**Work to do**
Extract the whole listing as it stands. Do not include the pictures.

[Extracted data entries]
────────

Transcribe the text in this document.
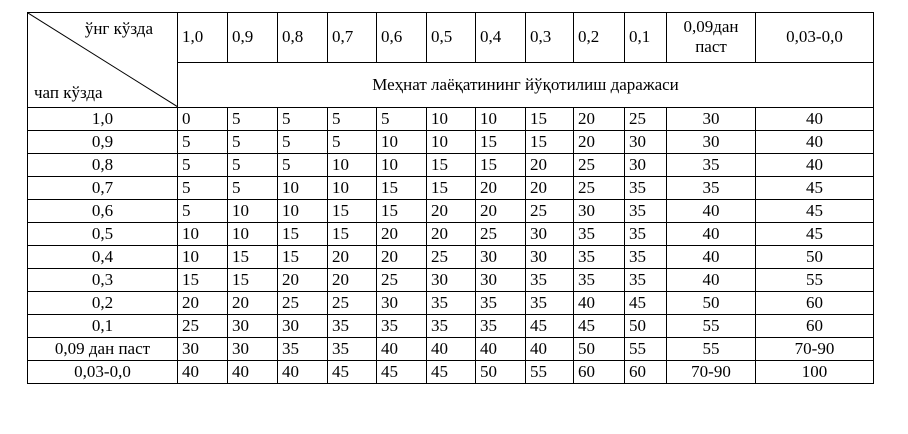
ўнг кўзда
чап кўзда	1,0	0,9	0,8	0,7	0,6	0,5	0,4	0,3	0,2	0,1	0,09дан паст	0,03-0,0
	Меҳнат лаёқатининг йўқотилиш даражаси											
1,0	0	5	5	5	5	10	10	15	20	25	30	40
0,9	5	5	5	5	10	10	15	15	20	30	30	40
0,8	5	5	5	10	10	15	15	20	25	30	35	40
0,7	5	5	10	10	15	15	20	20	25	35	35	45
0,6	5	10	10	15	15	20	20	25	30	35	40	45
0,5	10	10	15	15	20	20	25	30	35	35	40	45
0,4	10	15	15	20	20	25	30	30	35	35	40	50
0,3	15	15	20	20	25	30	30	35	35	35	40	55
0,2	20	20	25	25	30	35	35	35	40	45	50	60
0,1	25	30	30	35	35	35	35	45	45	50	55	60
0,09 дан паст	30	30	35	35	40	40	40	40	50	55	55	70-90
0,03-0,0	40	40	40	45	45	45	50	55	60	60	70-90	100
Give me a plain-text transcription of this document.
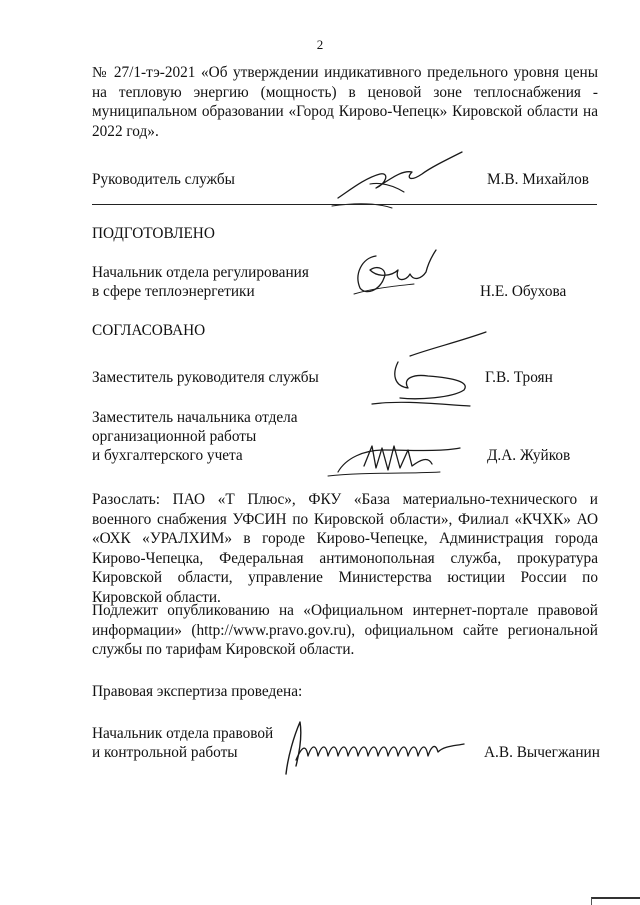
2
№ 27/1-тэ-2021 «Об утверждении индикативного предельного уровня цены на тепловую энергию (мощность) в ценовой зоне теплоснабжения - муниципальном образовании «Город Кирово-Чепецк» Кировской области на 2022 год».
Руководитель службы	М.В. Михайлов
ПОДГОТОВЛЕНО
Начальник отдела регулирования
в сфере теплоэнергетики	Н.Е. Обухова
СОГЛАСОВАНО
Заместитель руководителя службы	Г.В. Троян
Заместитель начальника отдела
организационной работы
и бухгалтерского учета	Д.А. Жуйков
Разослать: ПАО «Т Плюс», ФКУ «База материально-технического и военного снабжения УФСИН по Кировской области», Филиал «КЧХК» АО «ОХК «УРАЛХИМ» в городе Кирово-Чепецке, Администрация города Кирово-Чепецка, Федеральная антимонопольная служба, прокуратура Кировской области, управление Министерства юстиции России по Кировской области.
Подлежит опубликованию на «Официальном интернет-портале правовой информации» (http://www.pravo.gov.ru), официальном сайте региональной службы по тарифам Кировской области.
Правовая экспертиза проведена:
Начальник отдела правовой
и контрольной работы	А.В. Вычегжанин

────────

**Solution below**
Transcribe the text in this document.
ўнг кўзда
чап кўзда	1,0	0,9	0,8	0,7	0,6	0,5	0,4	0,3	0,2	0,1	0,09дан паст	0,03-0,0
	Меҳнат лаёқатининг йўқотилиш даражаси											
1,0	0	5	5	5	5	10	10	15	20	25	30	40
0,9	5	5	5	5	10	10	15	15	20	30	30	40
0,8	5	5	5	10	10	15	15	20	25	30	35	40
0,7	5	5	10	10	15	15	20	20	25	35	35	45
0,6	5	10	10	15	15	20	20	25	30	35	40	45
0,5	10	10	15	15	20	20	25	30	35	35	40	45
0,4	10	15	15	20	20	25	30	30	35	35	40	50
0,3	15	15	20	20	25	30	30	35	35	35	40	55
0,2	20	20	25	25	30	35	35	35	40	45	50	60
0,1	25	30	30	35	35	35	35	45	45	50	55	60
0,09 дан паст	30	30	35	35	40	40	40	40	50	55	55	70-90
0,03-0,0	40	40	40	45	45	45	50	55	60	60	70-90	100
Give me a plain-text transcription of this document.
2
№ 27/1-тэ-2021 «Об утверждении индикативного предельного уровня цены на тепловую энергию (мощность) в ценовой зоне теплоснабжения - муниципальном образовании «Город Кирово-Чепецк» Кировской области на 2022 год».
Руководитель службы	М.В. Михайлов
ПОДГОТОВЛЕНО
Начальник отдела регулирования
в сфере теплоэнергетики	Н.Е. Обухова
СОГЛАСОВАНО
Заместитель руководителя службы	Г.В. Троян
Заместитель начальника отдела
организационной работы
и бухгалтерского учета	Д.А. Жуйков
Разослать: ПАО «Т Плюс», ФКУ «База материально-технического и военного снабжения УФСИН по Кировской области», Филиал «КЧХК» АО «ОХК «УРАЛХИМ» в городе Кирово-Чепецке, Администрация города Кирово-Чепецка, Федеральная антимонопольная служба, прокуратура Кировской области, управление Министерства юстиции России по Кировской области.
Подлежит опубликованию на «Официальном интернет-портале правовой информации» (http://www.pravo.gov.ru), официальном сайте региональной службы по тарифам Кировской области.
Правовая экспертиза проведена:
Начальник отдела правовой
и контрольной работы	А.В. Вычегжанин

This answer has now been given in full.